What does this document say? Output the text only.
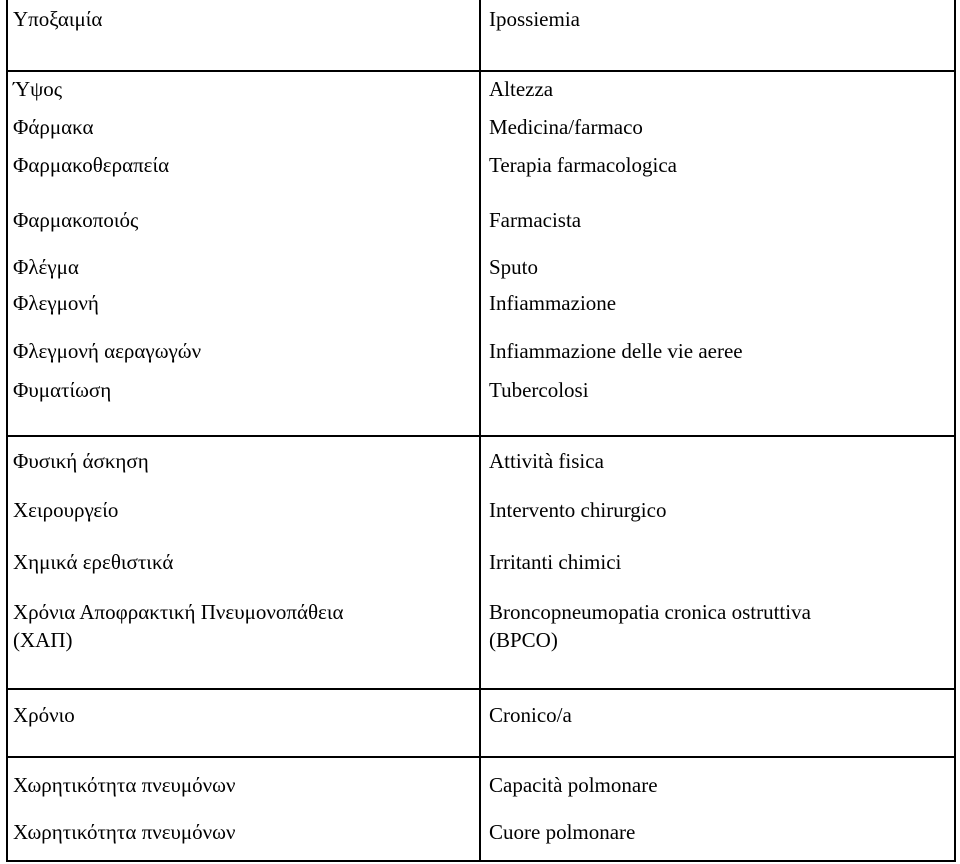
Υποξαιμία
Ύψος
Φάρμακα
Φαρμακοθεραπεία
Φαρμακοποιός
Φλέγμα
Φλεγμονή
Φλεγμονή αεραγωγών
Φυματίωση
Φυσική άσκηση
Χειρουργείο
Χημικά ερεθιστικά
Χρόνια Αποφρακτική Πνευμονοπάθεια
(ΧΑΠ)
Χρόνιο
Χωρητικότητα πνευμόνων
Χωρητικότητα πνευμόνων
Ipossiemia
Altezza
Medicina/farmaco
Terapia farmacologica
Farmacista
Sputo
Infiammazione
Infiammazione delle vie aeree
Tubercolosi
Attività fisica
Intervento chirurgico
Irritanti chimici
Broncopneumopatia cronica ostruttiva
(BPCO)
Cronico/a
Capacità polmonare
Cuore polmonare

----

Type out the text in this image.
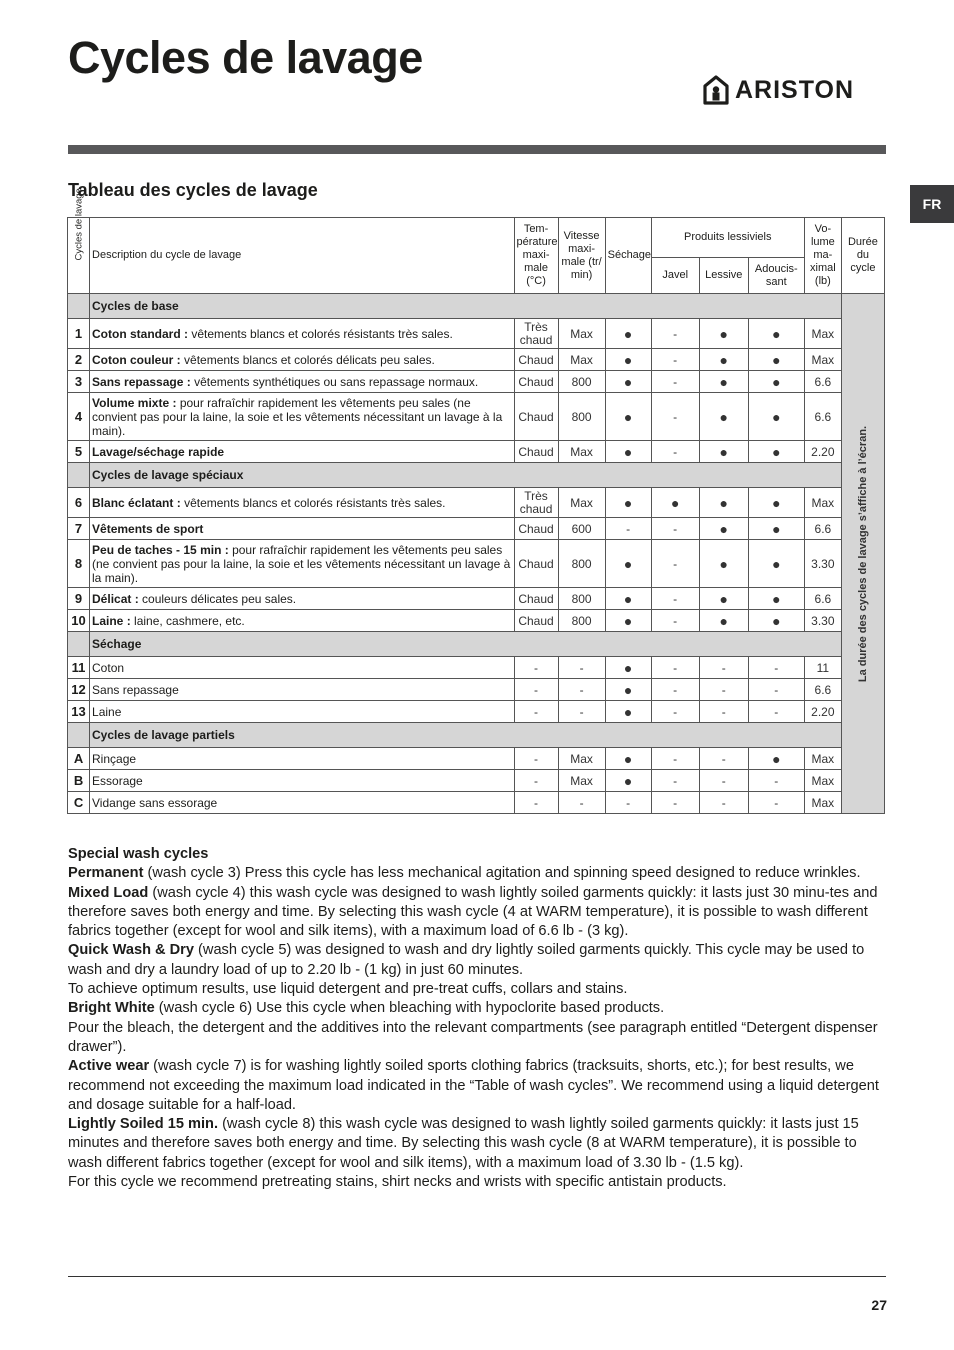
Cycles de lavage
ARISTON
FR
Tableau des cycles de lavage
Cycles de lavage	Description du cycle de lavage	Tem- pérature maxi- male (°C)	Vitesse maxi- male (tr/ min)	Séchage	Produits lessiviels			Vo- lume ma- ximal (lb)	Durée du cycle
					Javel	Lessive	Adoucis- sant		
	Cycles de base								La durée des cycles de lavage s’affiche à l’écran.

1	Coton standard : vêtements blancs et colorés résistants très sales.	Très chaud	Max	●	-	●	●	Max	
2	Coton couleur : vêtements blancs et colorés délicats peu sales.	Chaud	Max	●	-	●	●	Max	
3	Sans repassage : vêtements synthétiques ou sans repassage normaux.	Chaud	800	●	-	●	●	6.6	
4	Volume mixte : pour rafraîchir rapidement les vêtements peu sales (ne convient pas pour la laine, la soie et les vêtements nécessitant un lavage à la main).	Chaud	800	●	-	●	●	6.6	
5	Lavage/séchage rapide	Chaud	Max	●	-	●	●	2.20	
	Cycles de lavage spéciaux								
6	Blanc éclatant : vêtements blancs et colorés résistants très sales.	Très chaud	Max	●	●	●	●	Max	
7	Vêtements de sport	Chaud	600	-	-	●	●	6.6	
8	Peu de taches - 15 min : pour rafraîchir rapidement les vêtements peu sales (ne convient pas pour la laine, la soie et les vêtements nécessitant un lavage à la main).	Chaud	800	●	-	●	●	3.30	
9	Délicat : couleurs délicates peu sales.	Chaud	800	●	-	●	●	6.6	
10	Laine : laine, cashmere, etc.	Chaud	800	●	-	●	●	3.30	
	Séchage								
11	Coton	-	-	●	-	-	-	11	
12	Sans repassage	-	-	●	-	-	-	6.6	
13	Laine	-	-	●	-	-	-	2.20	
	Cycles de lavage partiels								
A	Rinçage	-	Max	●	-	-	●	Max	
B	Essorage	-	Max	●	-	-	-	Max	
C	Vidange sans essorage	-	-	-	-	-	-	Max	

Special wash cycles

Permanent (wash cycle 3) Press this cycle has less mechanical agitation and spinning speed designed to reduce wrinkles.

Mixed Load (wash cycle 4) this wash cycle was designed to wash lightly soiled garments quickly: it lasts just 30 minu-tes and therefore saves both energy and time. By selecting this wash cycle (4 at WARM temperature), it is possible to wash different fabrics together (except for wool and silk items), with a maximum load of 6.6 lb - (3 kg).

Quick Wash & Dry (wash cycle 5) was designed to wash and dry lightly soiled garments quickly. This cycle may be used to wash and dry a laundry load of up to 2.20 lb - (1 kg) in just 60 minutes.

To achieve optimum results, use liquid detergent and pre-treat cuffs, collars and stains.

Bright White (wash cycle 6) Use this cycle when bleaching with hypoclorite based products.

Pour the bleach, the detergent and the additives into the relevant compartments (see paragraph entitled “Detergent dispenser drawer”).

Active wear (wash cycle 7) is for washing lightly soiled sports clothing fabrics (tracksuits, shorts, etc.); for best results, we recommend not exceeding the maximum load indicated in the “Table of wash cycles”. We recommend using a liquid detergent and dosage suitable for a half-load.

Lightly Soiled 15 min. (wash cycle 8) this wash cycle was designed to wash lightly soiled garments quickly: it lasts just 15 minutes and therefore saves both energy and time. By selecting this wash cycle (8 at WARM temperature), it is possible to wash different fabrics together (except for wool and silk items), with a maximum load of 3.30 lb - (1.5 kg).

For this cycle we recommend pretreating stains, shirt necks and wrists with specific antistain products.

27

----

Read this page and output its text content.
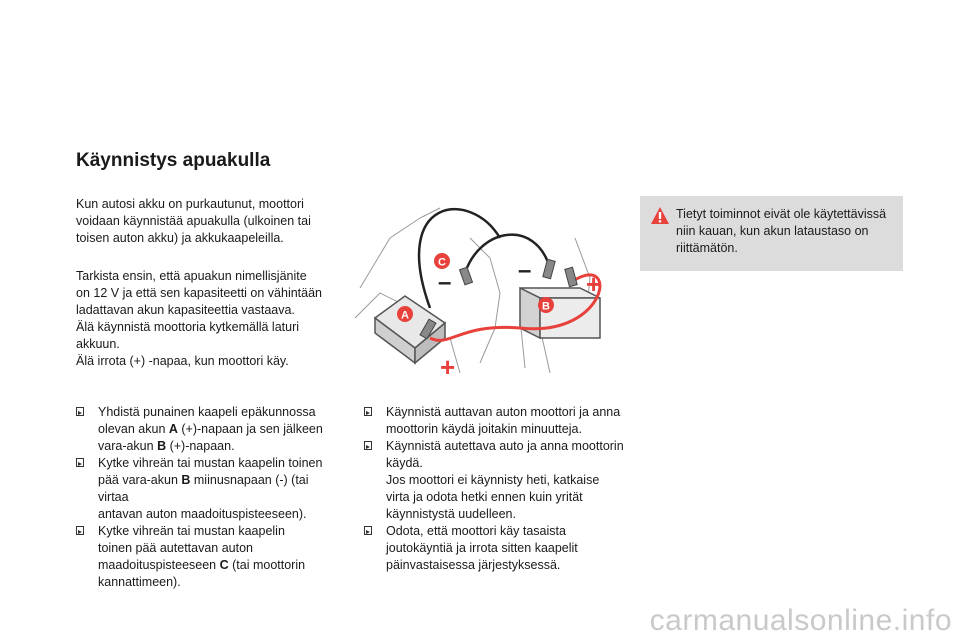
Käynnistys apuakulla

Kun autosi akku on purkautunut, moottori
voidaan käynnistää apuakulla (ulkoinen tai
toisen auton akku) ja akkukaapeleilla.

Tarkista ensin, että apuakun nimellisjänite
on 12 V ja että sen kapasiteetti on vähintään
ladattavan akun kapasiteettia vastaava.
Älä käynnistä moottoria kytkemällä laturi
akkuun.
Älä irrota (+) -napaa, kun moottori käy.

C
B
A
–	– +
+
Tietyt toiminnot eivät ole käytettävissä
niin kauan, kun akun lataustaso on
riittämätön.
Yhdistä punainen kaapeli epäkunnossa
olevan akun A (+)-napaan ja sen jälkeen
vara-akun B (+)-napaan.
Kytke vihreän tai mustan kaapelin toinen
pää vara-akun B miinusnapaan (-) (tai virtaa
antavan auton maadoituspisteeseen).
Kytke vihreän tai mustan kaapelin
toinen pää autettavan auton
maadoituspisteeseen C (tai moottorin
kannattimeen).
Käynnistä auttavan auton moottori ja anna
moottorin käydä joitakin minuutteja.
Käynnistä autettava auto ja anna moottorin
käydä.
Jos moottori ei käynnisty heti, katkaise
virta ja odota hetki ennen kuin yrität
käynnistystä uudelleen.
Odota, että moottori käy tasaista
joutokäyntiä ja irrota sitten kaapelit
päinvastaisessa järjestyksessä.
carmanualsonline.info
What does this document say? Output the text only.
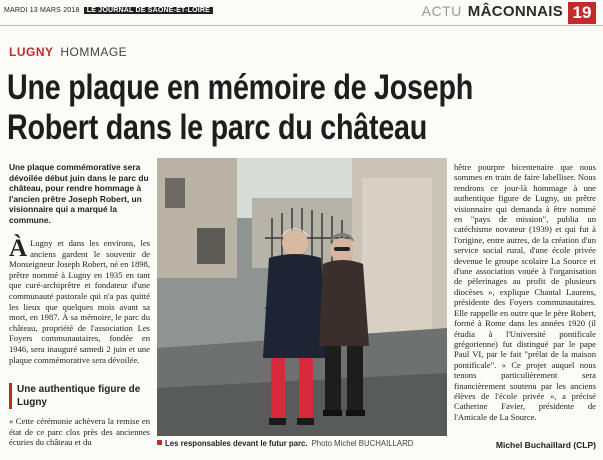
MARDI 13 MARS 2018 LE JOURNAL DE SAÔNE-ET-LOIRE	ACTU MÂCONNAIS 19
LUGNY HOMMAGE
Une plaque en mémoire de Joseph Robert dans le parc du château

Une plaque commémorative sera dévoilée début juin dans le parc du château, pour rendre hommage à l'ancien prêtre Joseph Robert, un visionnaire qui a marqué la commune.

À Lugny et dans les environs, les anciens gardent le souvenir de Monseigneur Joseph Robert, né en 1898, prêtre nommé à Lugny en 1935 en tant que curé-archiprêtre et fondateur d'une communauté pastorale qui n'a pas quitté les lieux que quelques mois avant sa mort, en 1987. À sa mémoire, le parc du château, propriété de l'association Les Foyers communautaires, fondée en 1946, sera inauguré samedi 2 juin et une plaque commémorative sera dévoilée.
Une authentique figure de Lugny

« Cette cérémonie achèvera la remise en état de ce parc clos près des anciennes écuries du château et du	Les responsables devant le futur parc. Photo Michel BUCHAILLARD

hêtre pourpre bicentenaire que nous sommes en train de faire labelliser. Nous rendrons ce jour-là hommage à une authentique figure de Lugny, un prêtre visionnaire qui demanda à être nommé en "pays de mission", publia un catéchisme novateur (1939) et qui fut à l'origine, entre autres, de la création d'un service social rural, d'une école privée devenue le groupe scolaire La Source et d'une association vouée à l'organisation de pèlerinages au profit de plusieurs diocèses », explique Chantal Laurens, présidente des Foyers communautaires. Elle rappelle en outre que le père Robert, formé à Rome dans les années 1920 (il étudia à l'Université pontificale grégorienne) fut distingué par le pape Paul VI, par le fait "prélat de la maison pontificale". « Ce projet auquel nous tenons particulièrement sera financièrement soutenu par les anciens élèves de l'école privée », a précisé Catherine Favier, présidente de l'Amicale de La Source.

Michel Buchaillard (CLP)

----

EXERCISE INSTRUCTIONS:
Gather every line containing the word "käydä" and copy it.

PROBLEM SOLUTION:
moottorin käydä joitakin minuutteja.
käydä.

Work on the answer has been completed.